#### Job
List every distinct person named as the author of a quoted message in the mailing-list reply about the RK3588 and Rock 5B device-tree additions (lines ending in "wrote:" or "schrieb").

Re: [PATCH v4 0/6] RK3588 and Rock 5B dts additions: thermal, OPP and fan
From: Alexey Charkov
Date: Tue May 28 2024 - 15:26:40 EST
On Tue, May 28, 2024 at 8:08 PM Quentin Schulz <quentin.schulz@xxxxxxxxx> wrote:
>
> Hi all,
>
> On 5/28/24 5:42 PM, Alexey Charkov wrote:
> > On Tue, 28 May 2024 at 19:16, Heiko Stuebner <heiko@xxxxxxxxx> wrote:
> >
> >> Am Dienstag, 28. Mai 2024, 17:01:48 CEST schrieb Dragan Simic:
> >>> On 2024-05-28 16:34, Heiko Stuebner wrote:
> >>>> Am Dienstag, 28. Mai 2024, 16:05:04 CEST schrieb Dragan Simic:
> >>>>> On 2024-05-28 11:49, Alexey Charkov wrote:
> >>>>>> On Mon, May 6, 2024 at 1:37 PM Alexey Charkov <alchark@xxxxxxxxx>
> >>>>>> wrote:
> >>>>>>>
> >>>>>>> This enables thermal monitoring and CPU DVFS on RK3588(s), as well
> >> as
> >>>>>>> active cooling on Radxa Rock 5B via the provided PWM fan.
> >>>>>>>
> >>>>>>> Some RK3588 boards use separate regulators to supply CPUs and their
> >>>>>>> respective memory interfaces, so this is handled by coupling those
> >>>>>>> regulators in affected boards' device trees to ensure that their
> >>>>>>> voltage is adjusted in step.
> >>>>>>>
> >>>>>>> This also enables the built-in thermal sensor (TSADC) for all
> >> boards
> >>>>>>> that don't currently have it enabled, using the default CRU based
> >>>>>>> emergency thermal reset. This default configuration only uses
> >> on-SoC
> >>>>>>> devices and doesn't rely on any external wiring, thus it should
> >> work
> >>>>>>> for all devices (tested only on Rock 5B though).
> >>>>>>>
> >>>>>>> The boards that have TSADC_SHUT signal wired to the PMIC reset line
> >>>>>>> can choose to override the default reset logic in favour of GPIO
> >>>>>>> driven (PMIC assisted) reset, but in my testing it didn't work on
> >>>>>>> Radxa Rock 5B - maybe I'm reading the schematic wrong and it
> >> doesn't
> >>>>>>> support PMIC assisted reset after all.
> >>>>>>>
> >>>>>>> Fan control on Rock 5B has been split into two intervals: let it
> >> spin
> >>>>>>> at the minimum cooling state between 55C and 65C, and then
> >> accelerate
> >>>>>>> if the system crosses the 65C mark - thanks to Dragan for
> >> suggesting.
> >>>>>>> This lets some cooling setups with beefier heatsinks and/or larger
> >>>>>>> fan fins to stay in the quietest non-zero fan state while still
> >>>>>>> gaining potential benefits from the airflow it generates, and
> >>>>>>> possibly avoiding noisy speeds altogether for some workloads.

#### Record list
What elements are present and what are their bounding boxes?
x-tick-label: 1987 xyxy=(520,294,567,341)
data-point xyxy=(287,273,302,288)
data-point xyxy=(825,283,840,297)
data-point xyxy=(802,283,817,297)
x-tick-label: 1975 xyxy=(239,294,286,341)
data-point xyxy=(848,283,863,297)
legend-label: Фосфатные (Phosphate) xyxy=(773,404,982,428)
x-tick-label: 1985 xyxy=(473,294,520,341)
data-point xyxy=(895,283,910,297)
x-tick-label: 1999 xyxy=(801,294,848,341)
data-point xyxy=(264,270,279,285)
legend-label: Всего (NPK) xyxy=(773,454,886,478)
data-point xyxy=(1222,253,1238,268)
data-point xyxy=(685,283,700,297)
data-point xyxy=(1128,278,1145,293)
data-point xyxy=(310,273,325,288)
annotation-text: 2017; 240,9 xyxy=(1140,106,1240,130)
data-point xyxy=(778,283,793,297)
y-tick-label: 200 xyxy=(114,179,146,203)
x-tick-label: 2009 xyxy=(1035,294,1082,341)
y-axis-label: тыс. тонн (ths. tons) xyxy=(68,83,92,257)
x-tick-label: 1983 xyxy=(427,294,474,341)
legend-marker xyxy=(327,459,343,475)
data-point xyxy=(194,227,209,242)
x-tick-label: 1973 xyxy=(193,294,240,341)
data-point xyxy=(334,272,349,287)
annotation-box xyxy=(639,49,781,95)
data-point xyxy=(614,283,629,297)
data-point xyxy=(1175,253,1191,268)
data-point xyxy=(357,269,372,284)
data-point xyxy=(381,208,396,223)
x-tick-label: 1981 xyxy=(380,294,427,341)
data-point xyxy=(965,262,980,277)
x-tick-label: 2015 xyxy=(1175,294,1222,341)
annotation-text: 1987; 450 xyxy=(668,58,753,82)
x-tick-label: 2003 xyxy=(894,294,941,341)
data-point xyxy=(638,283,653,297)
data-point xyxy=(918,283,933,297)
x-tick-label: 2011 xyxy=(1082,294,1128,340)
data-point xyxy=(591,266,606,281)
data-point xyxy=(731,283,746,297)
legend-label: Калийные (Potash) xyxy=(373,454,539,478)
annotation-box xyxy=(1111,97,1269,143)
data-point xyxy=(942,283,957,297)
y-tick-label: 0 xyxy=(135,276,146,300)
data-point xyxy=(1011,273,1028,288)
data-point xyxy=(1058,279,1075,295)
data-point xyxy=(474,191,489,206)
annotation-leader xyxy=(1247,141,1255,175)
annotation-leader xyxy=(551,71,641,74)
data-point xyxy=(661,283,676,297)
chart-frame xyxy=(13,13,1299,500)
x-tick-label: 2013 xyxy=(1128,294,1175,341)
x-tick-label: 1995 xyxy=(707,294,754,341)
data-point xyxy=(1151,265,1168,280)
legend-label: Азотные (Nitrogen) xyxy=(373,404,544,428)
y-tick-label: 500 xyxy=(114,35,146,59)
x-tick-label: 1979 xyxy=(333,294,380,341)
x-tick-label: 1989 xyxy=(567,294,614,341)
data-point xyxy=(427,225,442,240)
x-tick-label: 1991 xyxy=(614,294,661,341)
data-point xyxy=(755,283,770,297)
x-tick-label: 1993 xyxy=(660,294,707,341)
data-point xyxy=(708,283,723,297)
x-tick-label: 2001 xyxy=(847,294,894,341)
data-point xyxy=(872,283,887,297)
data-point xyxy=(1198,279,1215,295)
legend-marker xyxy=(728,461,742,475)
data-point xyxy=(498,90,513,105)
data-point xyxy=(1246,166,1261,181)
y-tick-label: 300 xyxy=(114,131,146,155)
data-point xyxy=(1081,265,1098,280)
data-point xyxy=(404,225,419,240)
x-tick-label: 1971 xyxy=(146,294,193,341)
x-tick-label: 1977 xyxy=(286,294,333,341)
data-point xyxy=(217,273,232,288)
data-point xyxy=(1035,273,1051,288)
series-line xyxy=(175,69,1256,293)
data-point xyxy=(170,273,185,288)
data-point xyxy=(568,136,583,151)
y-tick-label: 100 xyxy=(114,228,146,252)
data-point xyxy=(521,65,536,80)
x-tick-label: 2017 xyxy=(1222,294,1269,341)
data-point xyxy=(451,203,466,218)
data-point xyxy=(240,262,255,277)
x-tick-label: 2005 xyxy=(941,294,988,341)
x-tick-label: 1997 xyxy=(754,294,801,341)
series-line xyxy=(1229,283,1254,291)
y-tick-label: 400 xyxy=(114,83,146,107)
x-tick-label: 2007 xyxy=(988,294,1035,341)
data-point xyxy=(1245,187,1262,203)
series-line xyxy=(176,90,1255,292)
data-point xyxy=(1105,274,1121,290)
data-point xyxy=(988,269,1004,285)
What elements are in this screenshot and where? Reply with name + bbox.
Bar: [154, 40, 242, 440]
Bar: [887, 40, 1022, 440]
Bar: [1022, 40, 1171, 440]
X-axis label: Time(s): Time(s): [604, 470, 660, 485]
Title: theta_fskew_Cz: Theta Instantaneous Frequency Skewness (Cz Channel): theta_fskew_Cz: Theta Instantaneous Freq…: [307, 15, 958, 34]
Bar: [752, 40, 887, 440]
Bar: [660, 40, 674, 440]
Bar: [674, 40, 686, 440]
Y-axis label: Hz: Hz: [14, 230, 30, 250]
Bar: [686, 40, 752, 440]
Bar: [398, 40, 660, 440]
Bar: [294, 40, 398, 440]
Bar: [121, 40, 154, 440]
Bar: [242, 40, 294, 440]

#### Finished answer
- Quentin Schulz
- Alexey Charkov
- Heiko Stuebner
- Dragan Simic